## Stored items from a collection

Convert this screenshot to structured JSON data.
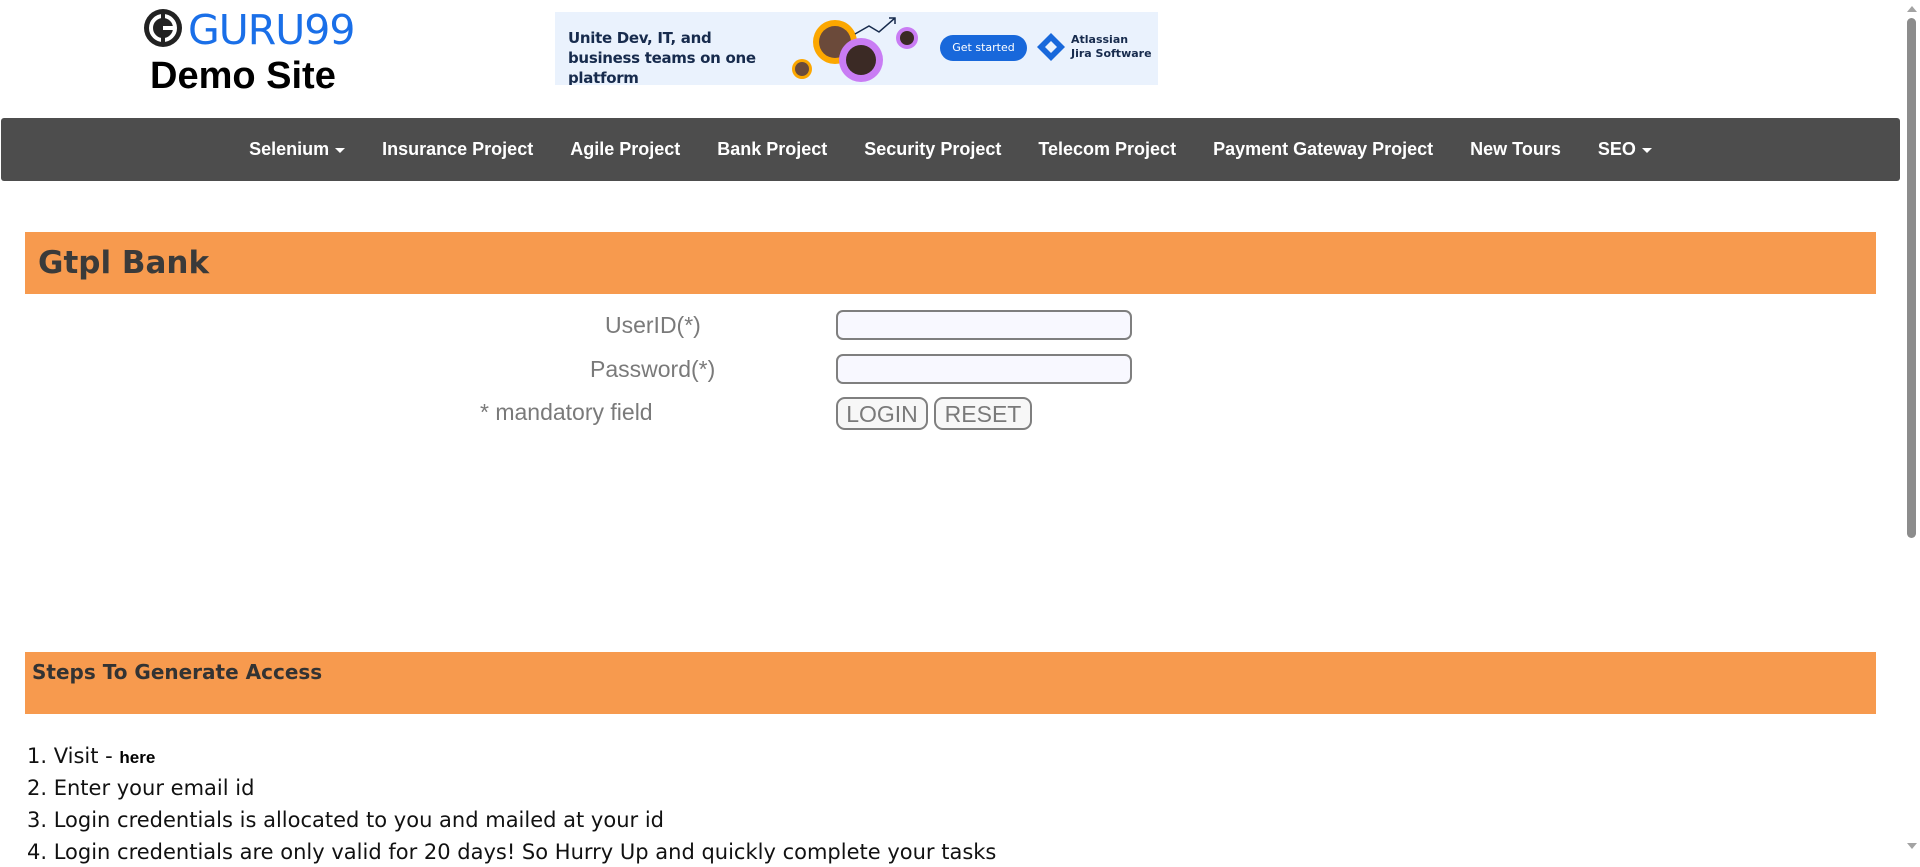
{
  "header": {
    "brand_name": "GURU99",
    "brand_subtitle": "Demo Site"
  },
  "ad": {
    "text": "Unite Dev, IT, and business teams on one platform",
    "button": "Get started",
    "brand_line1": "Atlassian",
    "brand_line2": "Jira Software",
    "accent_color": "#1868db"
  },
  "nav": {
    "items": [
      {
        "label": "Selenium",
        "dropdown": true
      },
      {
        "label": "Insurance Project",
        "dropdown": false
      },
      {
        "label": "Agile Project",
        "dropdown": false
      },
      {
        "label": "Bank Project",
        "dropdown": false
      },
      {
        "label": "Security Project",
        "dropdown": false
      },
      {
        "label": "Telecom Project",
        "dropdown": false
      },
      {
        "label": "Payment Gateway Project",
        "dropdown": false
      },
      {
        "label": "New Tours",
        "dropdown": false
      },
      {
        "label": "SEO",
        "dropdown": true
      }
    ],
    "background": "#4d4d4d"
  },
  "bank": {
    "title": "Gtpl Bank",
    "banner_color": "#f79a4e"
  },
  "form": {
    "userid_label": "UserID(*)",
    "userid_value": "",
    "password_label": "Password(*)",
    "password_value": "",
    "mandatory_note": "* mandatory field",
    "login_label": "LOGIN",
    "reset_label": "RESET"
  },
  "steps": {
    "title": "Steps To Generate Access",
    "items": [
      {
        "text": "1. Visit - ",
        "link": "here"
      },
      {
        "text": "2. Enter your email id"
      },
      {
        "text": "3. Login credentials is allocated to you and mailed at your id"
      },
      {
        "text": "4. Login credentials are only valid for 20 days! So Hurry Up and quickly complete your tasks"
      }
    ]
  }
}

## Task brief
Extract the full listing above verbatim; pictures are to be left out of the copy.

## Output for this exercise
Convert this screenshot to structured JSON data.
{
  "header": {
    "brand_name": "GURU99",
    "brand_subtitle": "Demo Site"
  },
  "ad": {
    "text": "Unite Dev, IT, and business teams on one platform",
    "button": "Get started",
    "brand_line1": "Atlassian",
    "brand_line2": "Jira Software",
    "accent_color": "#1868db"
  },
  "nav": {
    "items": [
      {
        "label": "Selenium",
        "dropdown": true
      },
      {
        "label": "Insurance Project",
        "dropdown": false
      },
      {
        "label": "Agile Project",
        "dropdown": false
      },
      {
        "label": "Bank Project",
        "dropdown": false
      },
      {
        "label": "Security Project",
        "dropdown": false
      },
      {
        "label": "Telecom Project",
        "dropdown": false
      },
      {
        "label": "Payment Gateway Project",
        "dropdown": false
      },
      {
        "label": "New Tours",
        "dropdown": false
      },
      {
        "label": "SEO",
        "dropdown": true
      }
    ],
    "background": "#4d4d4d"
  },
  "bank": {
    "title": "Gtpl Bank",
    "banner_color": "#f79a4e"
  },
  "form": {
    "userid_label": "UserID(*)",
    "userid_value": "",
    "password_label": "Password(*)",
    "password_value": "",
    "mandatory_note": "* mandatory field",
    "login_label": "LOGIN",
    "reset_label": "RESET"
  },
  "steps": {
    "title": "Steps To Generate Access",
    "items": [
      {
        "text": "1. Visit - ",
        "link": "here"
      },
      {
        "text": "2. Enter your email id"
      },
      {
        "text": "3. Login credentials is allocated to you and mailed at your id"
      },
      {
        "text": "4. Login credentials are only valid for 20 days! So Hurry Up and quickly complete your tasks"
      }
    ]
  }
}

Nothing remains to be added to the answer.